Source data.
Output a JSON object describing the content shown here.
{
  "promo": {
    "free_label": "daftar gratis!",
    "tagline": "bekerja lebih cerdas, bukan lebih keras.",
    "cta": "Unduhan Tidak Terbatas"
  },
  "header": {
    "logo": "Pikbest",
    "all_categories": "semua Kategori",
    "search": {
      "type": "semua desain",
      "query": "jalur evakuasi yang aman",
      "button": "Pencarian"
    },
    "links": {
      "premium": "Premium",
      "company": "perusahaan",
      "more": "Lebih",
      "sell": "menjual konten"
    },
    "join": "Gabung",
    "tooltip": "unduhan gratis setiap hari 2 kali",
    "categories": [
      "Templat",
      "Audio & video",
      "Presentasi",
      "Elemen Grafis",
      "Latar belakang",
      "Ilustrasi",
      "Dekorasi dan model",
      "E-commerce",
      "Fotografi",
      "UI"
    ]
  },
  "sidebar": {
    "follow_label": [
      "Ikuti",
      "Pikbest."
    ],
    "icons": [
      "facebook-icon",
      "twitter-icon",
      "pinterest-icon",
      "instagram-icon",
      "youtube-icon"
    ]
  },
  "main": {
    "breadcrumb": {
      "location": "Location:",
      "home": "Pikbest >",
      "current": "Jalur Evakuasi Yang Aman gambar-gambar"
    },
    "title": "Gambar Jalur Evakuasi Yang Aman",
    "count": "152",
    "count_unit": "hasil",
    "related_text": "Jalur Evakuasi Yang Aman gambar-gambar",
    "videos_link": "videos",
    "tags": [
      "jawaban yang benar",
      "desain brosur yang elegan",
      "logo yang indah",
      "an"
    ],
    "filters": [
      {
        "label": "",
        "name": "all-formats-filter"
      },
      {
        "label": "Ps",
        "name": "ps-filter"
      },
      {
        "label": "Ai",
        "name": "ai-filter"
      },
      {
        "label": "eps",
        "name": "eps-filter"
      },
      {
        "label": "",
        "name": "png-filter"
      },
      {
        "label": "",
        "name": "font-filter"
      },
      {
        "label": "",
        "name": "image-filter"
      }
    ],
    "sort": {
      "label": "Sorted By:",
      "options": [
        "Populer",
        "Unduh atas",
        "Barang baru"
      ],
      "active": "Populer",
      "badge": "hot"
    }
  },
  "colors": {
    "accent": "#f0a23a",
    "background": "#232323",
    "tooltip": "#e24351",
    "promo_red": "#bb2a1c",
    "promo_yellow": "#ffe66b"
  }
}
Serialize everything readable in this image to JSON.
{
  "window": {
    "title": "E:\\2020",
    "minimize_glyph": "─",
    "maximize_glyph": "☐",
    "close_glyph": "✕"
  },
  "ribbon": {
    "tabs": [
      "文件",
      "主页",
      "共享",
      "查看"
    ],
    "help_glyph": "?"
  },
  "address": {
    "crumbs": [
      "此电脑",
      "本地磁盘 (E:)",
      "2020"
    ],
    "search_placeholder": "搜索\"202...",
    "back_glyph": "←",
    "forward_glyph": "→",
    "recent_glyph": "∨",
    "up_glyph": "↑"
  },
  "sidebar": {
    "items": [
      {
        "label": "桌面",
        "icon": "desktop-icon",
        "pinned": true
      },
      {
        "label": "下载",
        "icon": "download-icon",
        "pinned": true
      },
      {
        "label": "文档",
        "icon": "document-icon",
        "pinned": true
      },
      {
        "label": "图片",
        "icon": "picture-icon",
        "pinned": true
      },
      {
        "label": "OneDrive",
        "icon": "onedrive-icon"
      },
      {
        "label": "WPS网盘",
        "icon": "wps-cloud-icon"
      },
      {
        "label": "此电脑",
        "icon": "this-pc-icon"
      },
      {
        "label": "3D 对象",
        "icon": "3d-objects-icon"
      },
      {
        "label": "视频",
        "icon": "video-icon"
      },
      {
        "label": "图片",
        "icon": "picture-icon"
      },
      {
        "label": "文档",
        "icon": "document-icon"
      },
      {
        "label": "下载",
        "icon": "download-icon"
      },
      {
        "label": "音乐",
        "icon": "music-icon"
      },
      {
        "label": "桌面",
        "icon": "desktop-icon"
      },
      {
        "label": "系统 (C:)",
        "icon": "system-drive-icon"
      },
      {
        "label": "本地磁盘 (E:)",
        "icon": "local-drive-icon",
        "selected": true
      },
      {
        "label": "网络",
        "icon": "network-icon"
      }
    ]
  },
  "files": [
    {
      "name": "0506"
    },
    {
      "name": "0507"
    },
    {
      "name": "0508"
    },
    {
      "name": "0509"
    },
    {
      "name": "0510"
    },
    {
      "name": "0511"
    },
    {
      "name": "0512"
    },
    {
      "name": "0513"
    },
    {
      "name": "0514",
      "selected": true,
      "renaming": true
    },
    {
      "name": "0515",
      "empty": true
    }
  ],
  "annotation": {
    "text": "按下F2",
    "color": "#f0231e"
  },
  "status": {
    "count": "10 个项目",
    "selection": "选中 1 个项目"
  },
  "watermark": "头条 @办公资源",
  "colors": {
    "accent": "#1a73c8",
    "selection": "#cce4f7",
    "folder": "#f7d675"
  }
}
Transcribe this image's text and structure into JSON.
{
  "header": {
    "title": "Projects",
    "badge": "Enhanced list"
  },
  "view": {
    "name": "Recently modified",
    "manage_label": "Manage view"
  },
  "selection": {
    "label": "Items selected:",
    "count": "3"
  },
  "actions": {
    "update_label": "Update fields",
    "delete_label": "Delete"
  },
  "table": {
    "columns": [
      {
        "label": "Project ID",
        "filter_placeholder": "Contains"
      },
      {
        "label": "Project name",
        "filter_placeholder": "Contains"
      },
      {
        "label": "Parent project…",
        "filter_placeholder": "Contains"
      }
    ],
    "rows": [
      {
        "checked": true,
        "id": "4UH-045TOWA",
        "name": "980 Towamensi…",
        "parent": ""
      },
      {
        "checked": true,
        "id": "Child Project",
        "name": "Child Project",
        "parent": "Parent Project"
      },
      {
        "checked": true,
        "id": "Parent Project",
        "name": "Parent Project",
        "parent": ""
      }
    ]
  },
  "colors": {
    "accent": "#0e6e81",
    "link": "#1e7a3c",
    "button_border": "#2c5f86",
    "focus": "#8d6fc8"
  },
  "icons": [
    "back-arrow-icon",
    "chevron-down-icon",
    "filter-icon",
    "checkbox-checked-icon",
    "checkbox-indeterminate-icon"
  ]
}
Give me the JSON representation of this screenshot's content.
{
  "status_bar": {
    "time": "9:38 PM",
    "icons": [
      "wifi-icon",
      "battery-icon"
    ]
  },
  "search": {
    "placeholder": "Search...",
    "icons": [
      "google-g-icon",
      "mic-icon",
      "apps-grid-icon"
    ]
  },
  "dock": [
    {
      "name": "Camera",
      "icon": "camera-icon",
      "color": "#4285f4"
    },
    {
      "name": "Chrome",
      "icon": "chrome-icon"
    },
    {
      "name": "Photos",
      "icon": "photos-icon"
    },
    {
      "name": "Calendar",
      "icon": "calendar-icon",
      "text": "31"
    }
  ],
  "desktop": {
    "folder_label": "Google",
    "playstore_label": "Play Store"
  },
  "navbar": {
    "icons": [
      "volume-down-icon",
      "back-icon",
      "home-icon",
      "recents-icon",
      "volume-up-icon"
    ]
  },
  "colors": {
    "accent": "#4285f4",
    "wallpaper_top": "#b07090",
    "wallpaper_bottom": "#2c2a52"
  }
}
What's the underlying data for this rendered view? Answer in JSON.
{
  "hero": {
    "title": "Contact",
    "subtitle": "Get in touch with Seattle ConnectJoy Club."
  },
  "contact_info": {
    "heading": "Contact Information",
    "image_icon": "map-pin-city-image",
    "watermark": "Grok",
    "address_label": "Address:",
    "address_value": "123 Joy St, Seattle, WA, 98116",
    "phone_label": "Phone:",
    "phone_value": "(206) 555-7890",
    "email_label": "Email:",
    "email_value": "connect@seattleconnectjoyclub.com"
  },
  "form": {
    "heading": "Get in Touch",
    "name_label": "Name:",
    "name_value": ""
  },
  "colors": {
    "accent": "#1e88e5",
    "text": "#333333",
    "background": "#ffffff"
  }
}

The exercise. List every line above that contains the word "heading".

Complete answer.
    "heading": "Contact Information",
    "heading": "Get in Touch",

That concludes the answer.